#### Recorded information

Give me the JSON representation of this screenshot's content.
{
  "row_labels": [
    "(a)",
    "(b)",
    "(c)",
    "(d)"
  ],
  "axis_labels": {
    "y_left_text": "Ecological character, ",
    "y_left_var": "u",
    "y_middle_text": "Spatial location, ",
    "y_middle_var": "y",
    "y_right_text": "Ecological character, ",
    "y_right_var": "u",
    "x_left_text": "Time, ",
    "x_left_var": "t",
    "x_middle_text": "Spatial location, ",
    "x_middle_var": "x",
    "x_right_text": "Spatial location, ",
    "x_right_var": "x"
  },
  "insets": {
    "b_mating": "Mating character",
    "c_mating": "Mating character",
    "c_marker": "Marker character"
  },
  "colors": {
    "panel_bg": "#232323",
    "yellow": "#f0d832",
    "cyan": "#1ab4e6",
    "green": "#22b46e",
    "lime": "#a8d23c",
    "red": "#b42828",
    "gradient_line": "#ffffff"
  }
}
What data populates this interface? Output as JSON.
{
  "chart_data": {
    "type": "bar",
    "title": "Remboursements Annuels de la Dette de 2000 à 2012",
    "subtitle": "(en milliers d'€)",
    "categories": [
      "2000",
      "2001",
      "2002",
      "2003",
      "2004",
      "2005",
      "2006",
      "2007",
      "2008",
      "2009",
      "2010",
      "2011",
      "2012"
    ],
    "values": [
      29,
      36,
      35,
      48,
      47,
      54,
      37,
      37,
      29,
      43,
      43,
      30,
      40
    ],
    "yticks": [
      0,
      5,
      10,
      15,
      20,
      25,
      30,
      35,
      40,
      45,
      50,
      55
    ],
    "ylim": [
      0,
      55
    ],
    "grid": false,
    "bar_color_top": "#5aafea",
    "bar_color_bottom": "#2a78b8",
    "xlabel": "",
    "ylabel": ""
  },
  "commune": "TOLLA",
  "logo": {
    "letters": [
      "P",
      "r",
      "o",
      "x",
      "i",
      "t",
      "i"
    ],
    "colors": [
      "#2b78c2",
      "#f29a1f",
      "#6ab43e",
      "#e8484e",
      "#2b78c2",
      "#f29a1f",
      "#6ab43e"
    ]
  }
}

########

> [Task statement] Tell how many lines of the material above hold "Spatial", answering with a bare number.

> [Full response] 3